# Material for this exercise start

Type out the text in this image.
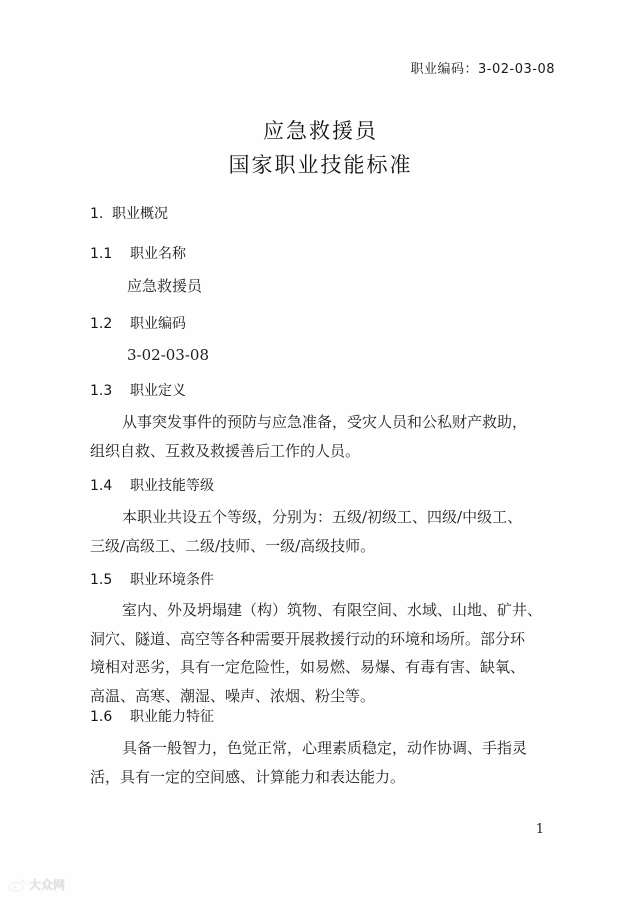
职业编码：3-02-03-08
应急救援员
国家职业技能标准
1. 职业概况
1.1 职业名称
应急救援员
1.2 职业编码
3-02-03-08
1.3 职业定义
从事突发事件的预防与应急准备，受灾人员和公私财产救助，
组织自救、互救及救援善后工作的人员。
1.4 职业技能等级
本职业共设五个等级，分别为：五级/初级工、四级/中级工、
三级/高级工、二级/技师、一级/高级技师。
1.5 职业环境条件
室内、外及坍塌建（构）筑物、有限空间、水域、山地、矿井、
洞穴、隧道、高空等各种需要开展救援行动的环境和场所。部分环
境相对恶劣，具有一定危险性，如易燃、易爆、有毒有害、缺氧、
高温、高寒、潮湿、噪声、浓烟、粉尘等。
1.6 职业能力特征
具备一般智力，色觉正常，心理素质稳定，动作协调、手指灵
活，具有一定的空间感、计算能力和表达能力。
1
大众网
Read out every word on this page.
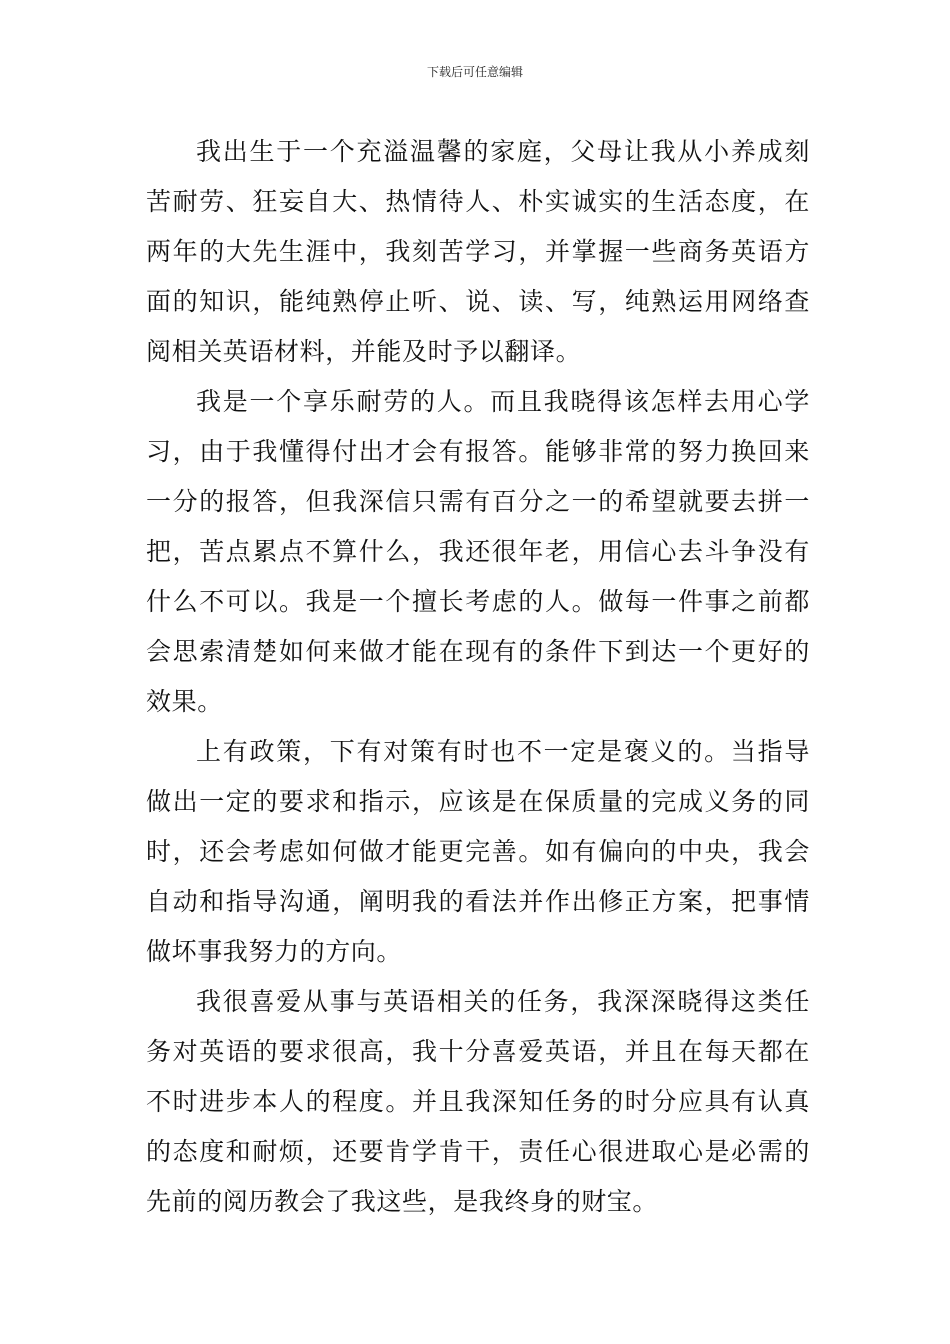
下载后可任意编辑

我出生于一个充溢温馨的家庭，父母让我从小养成刻苦耐劳、狂妄自大、热情待人、朴实诚实的生活态度，在两年的大先生涯中，我刻苦学习，并掌握一些商务英语方面的知识，能纯熟停止听、说、读、写，纯熟运用网络查阅相关英语材料，并能及时予以翻译。

我是一个享乐耐劳的人。而且我晓得该怎样去用心学习，由于我懂得付出才会有报答。能够非常的努力换回来一分的报答，但我深信只需有百分之一的希望就要去拼一把，苦点累点不算什么，我还很年老，用信心去斗争没有什么不可以。我是一个擅长考虑的人。做每一件事之前都会思索清楚如何来做才能在现有的条件下到达一个更好的效果。

上有政策，下有对策有时也不一定是褒义的。当指导做出一定的要求和指示，应该是在保质量的完成义务的同时，还会考虑如何做才能更完善。如有偏向的中央，我会自动和指导沟通，阐明我的看法并作出修正方案，把事情做坏事我努力的方向。

我很喜爱从事与英语相关的任务，我深深晓得这类任务对英语的要求很高，我十分喜爱英语，并且在每天都在不时进步本人的程度。并且我深知任务的时分应具有认真的态度和耐烦，还要肯学肯干，责任心很进取心是必需的先前的阅历教会了我这些，是我终身的财宝。
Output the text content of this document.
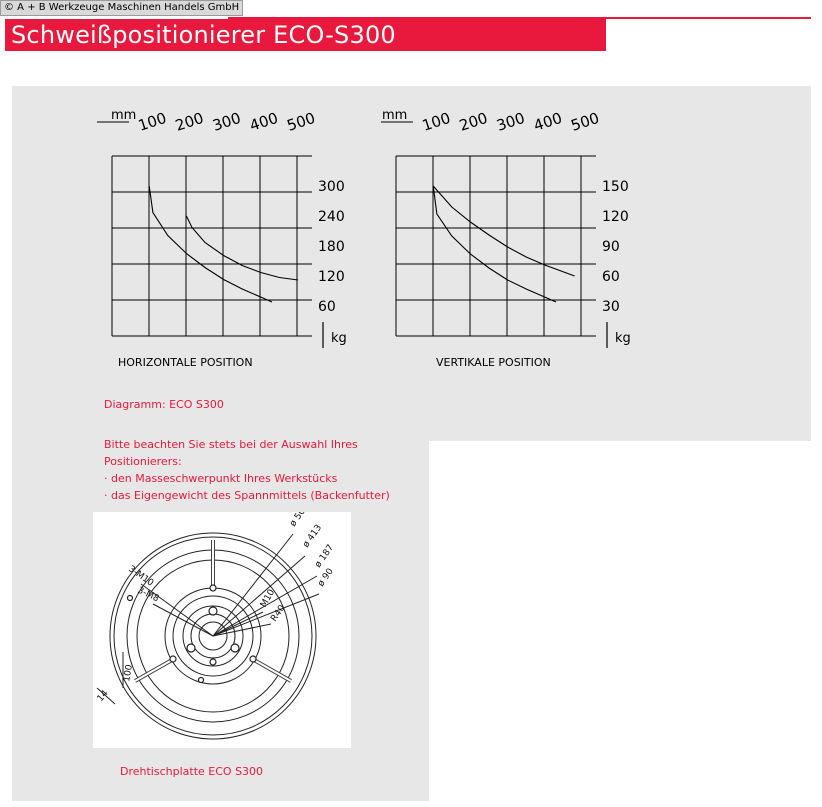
© A + B Werkzeuge Maschinen Handels GmbH
Schweißpositionierer ECO-S300
100 200 300 400 500
300
240
180
120
60
mm
kg
HORIZONTALE POSITION
100 200 300 400 500
150
120
90
60
30
mm
kg
VERTIKALE POSITION
Diagramm: ECO S300
Bitte beachten Sie stets bei der Auswahl Ihres
Positionierers:
· den Masseschwerpunkt Ihres Werkstücks
· das Eigengewicht des Spannmittels (Backenfutter)
ø 500
ø 413
ø 187
ø 90
M10
R40
3-M10
3-M8
100
14
Drehtischplatte ECO S300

# Material for this exercise end

Identify all lines where the word "Ihres" shows up. Copy them.

Result of the task:
Bitte beachten Sie stets bei der Auswahl Ihres
· den Masseschwerpunkt Ihres Werkstücks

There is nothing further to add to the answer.